◆ **Stated problem**
Starting with the first line of the material and stopping after the line that contains "subscript: u <box>685 163 690 174</box>", rewrite those lines with every "arrow-connector" switched to "arrow-link" and everything else unchanged.

◆ **Records to use**
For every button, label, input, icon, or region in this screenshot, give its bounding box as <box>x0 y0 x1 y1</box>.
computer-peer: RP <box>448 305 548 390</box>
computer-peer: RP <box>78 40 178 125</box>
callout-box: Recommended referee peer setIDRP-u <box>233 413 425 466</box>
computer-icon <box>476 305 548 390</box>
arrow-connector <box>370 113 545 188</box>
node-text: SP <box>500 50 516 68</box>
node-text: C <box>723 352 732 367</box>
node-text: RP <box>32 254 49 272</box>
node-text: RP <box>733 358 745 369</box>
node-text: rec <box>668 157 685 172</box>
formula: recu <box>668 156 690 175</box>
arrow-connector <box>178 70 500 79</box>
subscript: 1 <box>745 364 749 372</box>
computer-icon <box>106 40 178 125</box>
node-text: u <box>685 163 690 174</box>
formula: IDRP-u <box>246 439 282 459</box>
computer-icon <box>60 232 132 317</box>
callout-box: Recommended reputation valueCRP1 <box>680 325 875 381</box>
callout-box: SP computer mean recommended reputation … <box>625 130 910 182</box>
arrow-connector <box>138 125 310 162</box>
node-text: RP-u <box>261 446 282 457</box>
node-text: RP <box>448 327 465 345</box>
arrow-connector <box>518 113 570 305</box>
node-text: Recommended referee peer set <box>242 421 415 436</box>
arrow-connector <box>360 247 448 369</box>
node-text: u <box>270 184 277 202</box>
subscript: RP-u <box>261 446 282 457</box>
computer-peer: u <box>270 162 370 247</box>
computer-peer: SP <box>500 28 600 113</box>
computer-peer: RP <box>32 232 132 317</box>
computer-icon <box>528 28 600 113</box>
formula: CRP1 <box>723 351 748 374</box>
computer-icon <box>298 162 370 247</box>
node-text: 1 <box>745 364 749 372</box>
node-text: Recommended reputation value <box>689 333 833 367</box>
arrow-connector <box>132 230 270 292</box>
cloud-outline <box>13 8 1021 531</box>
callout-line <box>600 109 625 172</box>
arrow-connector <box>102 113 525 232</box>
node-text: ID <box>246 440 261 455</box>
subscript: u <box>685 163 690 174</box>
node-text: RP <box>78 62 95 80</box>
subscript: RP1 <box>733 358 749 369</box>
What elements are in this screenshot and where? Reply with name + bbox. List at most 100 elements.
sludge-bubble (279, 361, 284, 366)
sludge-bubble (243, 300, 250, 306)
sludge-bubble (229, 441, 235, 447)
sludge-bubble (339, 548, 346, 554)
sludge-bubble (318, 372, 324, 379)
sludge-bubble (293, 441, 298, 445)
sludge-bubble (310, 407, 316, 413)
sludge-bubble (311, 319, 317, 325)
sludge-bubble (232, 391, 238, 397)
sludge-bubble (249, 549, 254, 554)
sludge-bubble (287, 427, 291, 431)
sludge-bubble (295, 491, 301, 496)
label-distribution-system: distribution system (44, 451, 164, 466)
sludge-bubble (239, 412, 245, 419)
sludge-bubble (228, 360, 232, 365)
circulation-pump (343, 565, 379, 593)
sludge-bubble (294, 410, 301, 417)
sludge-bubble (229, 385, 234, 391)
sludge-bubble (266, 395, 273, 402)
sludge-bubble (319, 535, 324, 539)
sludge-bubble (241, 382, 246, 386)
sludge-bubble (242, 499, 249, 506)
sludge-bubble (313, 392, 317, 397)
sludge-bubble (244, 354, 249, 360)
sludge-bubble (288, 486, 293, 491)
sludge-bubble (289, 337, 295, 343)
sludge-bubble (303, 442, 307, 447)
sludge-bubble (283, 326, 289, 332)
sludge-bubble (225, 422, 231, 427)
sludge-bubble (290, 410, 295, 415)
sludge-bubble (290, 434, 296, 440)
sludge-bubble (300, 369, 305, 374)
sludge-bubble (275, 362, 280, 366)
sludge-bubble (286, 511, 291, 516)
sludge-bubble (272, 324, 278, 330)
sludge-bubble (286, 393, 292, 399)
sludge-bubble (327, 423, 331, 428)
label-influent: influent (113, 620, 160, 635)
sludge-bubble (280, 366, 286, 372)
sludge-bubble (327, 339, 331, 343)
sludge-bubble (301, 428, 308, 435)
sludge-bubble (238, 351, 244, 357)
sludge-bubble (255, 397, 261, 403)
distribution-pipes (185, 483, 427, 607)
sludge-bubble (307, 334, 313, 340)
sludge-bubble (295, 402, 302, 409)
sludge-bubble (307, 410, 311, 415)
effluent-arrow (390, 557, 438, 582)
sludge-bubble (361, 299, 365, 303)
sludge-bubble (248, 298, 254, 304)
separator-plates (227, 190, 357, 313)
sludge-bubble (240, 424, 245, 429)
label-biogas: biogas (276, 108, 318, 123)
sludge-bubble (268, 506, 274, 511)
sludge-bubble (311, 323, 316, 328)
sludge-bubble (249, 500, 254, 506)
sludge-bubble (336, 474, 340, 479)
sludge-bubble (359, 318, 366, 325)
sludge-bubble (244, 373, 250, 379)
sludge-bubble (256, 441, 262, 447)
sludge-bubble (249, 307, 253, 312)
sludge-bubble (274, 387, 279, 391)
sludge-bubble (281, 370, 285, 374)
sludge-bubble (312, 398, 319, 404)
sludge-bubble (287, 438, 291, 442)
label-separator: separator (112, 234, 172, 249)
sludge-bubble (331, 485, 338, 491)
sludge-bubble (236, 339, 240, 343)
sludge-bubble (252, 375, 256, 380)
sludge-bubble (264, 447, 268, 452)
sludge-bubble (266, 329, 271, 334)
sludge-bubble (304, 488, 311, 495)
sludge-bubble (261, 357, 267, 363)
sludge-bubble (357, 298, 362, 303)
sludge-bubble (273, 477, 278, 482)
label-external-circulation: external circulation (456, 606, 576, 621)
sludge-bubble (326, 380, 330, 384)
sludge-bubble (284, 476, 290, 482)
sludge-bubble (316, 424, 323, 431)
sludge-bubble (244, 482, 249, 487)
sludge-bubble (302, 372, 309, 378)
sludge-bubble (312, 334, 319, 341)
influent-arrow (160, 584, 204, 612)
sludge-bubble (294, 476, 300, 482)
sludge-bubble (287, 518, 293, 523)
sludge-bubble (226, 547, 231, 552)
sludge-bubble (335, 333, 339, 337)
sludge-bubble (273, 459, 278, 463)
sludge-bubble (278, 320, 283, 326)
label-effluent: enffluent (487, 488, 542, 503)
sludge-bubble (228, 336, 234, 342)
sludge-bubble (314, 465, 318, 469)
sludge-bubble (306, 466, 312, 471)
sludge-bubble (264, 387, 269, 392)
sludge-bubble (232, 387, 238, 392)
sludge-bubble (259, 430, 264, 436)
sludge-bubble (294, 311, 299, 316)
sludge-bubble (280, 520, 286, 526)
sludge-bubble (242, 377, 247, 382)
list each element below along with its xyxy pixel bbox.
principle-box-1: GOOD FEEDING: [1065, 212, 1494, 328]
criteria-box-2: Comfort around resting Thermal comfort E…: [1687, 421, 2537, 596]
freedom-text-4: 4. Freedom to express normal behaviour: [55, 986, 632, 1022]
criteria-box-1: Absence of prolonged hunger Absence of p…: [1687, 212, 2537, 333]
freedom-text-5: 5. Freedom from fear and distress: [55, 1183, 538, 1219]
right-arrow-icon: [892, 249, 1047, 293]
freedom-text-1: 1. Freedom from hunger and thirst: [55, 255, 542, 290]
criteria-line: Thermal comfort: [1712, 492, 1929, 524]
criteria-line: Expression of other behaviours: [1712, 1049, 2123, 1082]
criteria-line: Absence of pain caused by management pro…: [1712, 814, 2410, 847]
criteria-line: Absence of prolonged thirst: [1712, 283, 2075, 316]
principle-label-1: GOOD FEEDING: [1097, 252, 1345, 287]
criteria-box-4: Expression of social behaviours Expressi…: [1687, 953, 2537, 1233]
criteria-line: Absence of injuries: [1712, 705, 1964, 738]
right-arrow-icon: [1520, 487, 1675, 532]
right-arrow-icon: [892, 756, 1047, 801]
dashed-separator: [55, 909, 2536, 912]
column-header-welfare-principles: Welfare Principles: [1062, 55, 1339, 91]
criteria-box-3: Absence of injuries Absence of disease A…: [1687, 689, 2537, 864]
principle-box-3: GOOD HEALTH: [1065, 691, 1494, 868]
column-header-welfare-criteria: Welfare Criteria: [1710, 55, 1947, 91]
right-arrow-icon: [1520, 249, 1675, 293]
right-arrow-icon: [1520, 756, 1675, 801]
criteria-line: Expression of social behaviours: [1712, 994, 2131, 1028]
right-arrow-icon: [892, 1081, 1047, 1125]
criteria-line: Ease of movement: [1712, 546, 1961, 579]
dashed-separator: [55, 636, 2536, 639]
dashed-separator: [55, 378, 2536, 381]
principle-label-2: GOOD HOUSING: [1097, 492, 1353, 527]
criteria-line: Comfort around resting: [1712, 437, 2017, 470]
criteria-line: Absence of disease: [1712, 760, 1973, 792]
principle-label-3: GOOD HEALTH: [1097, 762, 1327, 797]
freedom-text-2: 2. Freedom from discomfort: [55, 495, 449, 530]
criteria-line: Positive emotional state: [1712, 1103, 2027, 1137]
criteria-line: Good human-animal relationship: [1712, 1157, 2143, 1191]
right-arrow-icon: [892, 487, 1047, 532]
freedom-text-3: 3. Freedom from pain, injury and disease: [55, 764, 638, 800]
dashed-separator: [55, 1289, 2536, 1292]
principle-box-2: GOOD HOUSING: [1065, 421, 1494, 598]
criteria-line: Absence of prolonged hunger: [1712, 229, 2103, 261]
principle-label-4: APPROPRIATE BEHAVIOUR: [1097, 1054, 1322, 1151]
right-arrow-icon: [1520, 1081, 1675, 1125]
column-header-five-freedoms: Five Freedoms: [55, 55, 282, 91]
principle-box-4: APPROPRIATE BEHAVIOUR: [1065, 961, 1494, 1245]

◆ **Result below**
For every button, label, input, icon, or region in this screenshot, give its bounding box as <box>x0 y0 x1 y1</box>.
computer-peer: RP <box>448 305 548 390</box>
computer-peer: RP <box>78 40 178 125</box>
callout-box: Recommended referee peer setIDRP-u <box>233 413 425 466</box>
computer-icon <box>476 305 548 390</box>
arrow-link <box>370 113 545 188</box>
node-text: SP <box>500 50 516 68</box>
node-text: C <box>723 352 732 367</box>
node-text: RP <box>32 254 49 272</box>
node-text: RP <box>733 358 745 369</box>
node-text: rec <box>668 157 685 172</box>
formula: recu <box>668 156 690 175</box>
arrow-link <box>178 70 500 79</box>
subscript: 1 <box>745 364 749 372</box>
computer-icon <box>106 40 178 125</box>
node-text: u <box>685 163 690 174</box>
formula: IDRP-u <box>246 439 282 459</box>
computer-icon <box>60 232 132 317</box>
callout-box: Recommended reputation valueCRP1 <box>680 325 875 381</box>
callout-box: SP computer mean recommended reputation … <box>625 130 910 182</box>
arrow-link <box>138 125 310 162</box>
node-text: RP-u <box>261 446 282 457</box>
node-text: RP <box>448 327 465 345</box>
arrow-link <box>518 113 570 305</box>
node-text: Recommended referee peer set <box>242 421 415 436</box>
arrow-link <box>360 247 448 369</box>
node-text: u <box>270 184 277 202</box>
subscript: RP-u <box>261 446 282 457</box>
computer-peer: u <box>270 162 370 247</box>
computer-peer: SP <box>500 28 600 113</box>
computer-peer: RP <box>32 232 132 317</box>
computer-icon <box>528 28 600 113</box>
formula: CRP1 <box>723 351 748 374</box>
computer-icon <box>298 162 370 247</box>
node-text: 1 <box>745 364 749 372</box>
node-text: Recommended reputation value <box>689 333 833 367</box>
arrow-link <box>132 230 270 292</box>
cloud-outline <box>13 8 1021 531</box>
callout-line <box>600 109 625 172</box>
arrow-link <box>102 113 525 232</box>
node-text: ID <box>246 440 261 455</box>
subscript: u <box>685 163 690 174</box>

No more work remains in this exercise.